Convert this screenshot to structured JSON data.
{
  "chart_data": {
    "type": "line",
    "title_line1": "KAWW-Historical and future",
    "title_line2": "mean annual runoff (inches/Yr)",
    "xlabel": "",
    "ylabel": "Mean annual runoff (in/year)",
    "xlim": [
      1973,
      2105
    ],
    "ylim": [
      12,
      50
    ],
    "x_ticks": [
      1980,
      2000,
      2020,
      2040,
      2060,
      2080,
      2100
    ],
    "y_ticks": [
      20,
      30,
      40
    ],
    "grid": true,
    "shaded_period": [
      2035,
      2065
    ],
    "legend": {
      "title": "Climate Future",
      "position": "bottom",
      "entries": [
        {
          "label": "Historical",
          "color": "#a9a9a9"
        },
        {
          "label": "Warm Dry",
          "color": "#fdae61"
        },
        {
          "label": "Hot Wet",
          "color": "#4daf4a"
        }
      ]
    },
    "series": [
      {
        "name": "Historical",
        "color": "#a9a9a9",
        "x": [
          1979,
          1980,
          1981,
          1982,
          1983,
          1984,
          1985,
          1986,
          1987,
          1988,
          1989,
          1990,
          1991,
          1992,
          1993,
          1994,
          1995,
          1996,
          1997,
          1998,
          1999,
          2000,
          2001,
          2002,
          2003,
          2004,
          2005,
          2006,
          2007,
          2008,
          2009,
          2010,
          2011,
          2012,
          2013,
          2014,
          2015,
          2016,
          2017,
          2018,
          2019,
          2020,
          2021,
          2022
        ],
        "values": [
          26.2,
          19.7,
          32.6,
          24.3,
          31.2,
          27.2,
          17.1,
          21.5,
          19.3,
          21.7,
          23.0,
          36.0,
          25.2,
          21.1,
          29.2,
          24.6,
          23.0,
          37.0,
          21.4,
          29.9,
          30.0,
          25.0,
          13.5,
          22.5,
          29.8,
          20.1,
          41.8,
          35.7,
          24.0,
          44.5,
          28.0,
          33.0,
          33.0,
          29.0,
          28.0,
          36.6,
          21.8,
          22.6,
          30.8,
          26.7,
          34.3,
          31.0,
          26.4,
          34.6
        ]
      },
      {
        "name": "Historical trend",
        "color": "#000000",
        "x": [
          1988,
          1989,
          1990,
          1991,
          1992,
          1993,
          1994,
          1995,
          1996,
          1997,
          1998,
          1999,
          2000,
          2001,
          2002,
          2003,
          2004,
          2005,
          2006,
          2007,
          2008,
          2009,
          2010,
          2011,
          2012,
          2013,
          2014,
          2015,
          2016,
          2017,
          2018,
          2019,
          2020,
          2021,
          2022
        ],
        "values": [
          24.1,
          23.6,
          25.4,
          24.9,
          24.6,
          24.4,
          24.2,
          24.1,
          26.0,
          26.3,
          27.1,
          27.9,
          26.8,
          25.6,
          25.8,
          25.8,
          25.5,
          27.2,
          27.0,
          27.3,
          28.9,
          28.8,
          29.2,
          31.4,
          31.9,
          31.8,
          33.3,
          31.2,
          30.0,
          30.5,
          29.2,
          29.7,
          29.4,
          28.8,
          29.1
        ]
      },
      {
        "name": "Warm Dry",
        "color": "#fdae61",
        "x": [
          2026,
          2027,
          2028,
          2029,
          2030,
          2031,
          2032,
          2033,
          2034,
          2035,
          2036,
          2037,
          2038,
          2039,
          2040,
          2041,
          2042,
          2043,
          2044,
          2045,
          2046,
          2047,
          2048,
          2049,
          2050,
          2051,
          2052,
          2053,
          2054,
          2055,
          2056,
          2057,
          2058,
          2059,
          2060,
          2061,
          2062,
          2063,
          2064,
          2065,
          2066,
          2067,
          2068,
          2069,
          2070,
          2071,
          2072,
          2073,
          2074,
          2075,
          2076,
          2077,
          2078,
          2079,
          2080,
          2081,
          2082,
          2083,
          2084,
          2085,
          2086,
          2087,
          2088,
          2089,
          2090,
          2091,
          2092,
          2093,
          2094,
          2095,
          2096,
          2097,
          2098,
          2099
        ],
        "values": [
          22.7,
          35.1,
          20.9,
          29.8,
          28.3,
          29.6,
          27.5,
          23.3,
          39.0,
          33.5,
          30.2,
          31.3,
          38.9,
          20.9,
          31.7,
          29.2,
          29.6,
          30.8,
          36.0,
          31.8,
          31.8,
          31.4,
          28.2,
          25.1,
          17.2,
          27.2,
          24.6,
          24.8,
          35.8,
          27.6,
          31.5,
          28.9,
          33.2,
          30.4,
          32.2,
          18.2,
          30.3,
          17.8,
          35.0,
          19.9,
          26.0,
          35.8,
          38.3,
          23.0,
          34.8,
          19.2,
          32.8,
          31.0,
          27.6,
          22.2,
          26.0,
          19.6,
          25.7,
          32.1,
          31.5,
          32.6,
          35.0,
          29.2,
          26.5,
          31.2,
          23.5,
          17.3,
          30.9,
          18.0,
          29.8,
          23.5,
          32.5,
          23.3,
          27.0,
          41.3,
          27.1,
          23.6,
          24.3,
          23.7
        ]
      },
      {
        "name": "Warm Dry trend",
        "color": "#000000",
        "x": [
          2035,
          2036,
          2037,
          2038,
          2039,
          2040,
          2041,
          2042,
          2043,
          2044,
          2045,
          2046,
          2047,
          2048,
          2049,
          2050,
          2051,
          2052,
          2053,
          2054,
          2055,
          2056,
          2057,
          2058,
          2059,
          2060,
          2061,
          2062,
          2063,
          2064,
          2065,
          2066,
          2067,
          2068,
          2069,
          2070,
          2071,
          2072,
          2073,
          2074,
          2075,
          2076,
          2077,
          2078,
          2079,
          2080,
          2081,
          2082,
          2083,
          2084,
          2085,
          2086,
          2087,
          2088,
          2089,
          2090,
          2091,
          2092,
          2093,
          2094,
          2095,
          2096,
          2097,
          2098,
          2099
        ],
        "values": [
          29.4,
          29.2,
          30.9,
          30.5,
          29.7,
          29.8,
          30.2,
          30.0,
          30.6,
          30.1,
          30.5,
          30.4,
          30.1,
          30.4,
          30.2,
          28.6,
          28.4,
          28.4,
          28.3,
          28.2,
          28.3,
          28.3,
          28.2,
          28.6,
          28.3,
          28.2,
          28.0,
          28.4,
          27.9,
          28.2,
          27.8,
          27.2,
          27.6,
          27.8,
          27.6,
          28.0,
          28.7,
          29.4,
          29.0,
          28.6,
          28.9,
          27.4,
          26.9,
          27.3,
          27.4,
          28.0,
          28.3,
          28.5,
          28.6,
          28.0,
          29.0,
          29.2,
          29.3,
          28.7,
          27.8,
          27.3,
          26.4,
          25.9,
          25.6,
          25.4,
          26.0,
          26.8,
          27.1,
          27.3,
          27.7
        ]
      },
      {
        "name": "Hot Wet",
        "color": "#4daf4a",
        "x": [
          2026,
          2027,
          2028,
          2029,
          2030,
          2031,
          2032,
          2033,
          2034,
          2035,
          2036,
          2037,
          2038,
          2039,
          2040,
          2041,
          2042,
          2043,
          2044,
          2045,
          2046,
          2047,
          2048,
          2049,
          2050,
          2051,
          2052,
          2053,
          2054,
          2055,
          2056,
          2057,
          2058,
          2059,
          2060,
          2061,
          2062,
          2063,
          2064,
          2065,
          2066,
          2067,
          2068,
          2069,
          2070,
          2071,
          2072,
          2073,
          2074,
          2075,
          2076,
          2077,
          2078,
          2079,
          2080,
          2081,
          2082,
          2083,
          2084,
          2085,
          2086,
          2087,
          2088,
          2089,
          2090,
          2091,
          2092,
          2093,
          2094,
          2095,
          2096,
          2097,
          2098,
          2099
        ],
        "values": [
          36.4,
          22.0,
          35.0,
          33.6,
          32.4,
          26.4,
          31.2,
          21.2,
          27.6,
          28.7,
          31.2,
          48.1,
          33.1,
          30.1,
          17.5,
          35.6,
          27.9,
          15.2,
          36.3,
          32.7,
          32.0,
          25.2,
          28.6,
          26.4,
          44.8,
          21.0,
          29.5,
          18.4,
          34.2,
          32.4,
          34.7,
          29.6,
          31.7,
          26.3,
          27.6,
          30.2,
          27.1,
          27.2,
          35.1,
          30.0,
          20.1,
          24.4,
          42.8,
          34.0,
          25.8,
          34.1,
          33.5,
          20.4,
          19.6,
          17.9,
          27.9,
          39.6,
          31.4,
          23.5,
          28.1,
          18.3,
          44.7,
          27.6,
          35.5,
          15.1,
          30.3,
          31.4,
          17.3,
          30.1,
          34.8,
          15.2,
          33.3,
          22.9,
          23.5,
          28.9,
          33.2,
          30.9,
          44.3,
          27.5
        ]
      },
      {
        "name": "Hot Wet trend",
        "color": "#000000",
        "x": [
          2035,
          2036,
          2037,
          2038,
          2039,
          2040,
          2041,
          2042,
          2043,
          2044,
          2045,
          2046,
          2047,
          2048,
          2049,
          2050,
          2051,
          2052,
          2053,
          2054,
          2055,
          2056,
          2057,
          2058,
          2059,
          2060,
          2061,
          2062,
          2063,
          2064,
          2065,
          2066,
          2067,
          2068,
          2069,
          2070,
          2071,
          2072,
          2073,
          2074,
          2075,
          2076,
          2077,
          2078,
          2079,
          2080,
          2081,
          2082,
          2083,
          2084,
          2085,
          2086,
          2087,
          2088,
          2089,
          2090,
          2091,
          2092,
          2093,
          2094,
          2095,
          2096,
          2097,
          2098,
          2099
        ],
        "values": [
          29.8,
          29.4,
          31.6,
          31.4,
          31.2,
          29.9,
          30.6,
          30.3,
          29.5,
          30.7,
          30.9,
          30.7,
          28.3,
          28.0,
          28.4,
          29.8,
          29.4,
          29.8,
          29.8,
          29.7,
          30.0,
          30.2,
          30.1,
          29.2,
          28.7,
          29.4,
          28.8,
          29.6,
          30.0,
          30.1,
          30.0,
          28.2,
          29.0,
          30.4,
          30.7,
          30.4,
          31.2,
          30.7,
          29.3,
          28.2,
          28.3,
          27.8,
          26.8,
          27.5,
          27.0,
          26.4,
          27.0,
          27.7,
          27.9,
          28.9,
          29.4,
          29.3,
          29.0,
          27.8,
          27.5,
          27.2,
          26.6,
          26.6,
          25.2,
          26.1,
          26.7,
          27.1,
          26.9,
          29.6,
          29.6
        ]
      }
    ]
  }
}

•••

## Written instruction:
State how many lines of the records above contain "trend", with no words besides the number.

## Full response:
3